[Problem statement]: Go through the listing beneath this task and return every line that carries the string "cookie".

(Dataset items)
** Start **

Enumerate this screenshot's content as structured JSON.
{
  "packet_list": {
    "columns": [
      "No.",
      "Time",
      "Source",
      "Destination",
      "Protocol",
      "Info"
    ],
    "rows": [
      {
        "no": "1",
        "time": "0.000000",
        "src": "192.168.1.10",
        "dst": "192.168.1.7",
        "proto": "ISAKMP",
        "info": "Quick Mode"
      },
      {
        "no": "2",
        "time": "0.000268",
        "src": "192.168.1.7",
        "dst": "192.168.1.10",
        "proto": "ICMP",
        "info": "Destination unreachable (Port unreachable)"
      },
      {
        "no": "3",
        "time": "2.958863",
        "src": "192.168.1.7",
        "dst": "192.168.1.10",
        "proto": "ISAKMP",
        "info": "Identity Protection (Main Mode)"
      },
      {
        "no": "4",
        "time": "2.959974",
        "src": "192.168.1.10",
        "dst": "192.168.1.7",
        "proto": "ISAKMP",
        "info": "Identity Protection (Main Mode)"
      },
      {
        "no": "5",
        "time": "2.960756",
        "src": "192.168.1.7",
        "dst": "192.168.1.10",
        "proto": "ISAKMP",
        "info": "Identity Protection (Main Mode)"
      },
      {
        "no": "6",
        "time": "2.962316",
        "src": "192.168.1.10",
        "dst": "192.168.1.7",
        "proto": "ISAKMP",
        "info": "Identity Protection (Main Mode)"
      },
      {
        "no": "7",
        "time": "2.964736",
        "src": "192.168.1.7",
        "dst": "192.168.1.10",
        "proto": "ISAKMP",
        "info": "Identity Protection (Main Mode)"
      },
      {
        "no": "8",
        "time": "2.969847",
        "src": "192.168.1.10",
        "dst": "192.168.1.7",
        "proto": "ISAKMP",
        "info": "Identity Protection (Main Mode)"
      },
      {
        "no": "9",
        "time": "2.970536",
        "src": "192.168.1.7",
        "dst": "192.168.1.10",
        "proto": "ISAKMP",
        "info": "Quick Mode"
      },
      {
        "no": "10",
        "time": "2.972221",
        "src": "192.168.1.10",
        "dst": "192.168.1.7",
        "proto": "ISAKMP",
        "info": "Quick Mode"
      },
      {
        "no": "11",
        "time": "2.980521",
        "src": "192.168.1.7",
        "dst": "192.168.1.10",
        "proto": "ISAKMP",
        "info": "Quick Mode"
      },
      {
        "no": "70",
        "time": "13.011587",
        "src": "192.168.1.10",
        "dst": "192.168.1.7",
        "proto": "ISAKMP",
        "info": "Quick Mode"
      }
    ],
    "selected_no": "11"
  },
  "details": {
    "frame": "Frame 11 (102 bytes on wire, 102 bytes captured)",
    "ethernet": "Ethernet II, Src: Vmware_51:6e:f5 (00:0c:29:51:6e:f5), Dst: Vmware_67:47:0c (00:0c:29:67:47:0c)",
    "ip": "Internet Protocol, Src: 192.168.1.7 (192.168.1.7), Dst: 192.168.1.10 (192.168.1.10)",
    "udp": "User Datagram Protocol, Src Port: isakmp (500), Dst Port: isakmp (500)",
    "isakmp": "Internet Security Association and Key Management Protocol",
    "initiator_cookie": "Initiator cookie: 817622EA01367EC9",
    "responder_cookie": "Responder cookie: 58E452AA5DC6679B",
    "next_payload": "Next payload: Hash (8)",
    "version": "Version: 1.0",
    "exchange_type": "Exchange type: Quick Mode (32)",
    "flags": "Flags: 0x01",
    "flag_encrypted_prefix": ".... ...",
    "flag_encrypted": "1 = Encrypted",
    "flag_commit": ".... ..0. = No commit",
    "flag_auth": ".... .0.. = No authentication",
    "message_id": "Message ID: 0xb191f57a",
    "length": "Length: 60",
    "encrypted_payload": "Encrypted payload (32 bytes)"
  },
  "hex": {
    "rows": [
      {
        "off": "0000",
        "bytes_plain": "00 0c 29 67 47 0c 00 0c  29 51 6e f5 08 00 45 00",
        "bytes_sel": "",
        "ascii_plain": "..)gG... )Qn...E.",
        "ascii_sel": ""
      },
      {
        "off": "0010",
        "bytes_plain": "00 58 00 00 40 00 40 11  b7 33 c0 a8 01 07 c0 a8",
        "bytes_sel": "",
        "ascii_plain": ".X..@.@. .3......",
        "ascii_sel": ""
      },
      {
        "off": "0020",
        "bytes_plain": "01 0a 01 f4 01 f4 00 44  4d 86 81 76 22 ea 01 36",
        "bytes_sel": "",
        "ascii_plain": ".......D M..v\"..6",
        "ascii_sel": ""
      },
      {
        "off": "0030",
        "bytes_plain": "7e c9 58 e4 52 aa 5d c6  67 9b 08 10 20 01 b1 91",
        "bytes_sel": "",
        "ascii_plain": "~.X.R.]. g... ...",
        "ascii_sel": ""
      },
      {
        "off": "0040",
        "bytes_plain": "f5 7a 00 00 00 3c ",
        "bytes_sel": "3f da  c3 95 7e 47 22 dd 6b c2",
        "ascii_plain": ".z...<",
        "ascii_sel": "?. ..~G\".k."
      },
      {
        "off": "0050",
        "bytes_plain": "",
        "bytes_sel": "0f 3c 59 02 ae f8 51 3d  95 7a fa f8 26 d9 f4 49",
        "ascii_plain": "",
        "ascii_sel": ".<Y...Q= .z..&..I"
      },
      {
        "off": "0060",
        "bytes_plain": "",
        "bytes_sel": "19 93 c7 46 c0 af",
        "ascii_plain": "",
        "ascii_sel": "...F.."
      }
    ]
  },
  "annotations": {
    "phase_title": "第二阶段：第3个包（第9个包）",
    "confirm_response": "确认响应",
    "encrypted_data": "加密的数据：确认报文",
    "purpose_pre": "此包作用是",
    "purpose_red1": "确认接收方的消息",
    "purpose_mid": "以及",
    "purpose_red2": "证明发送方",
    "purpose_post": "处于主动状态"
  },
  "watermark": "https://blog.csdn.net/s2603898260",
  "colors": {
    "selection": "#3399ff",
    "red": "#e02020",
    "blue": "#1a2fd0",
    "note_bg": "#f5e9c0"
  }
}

** End **

[Correct result]:
    "initiator_cookie": "Initiator cookie: 817622EA01367EC9",
    "responder_cookie": "Responder cookie: 58E452AA5DC6679B",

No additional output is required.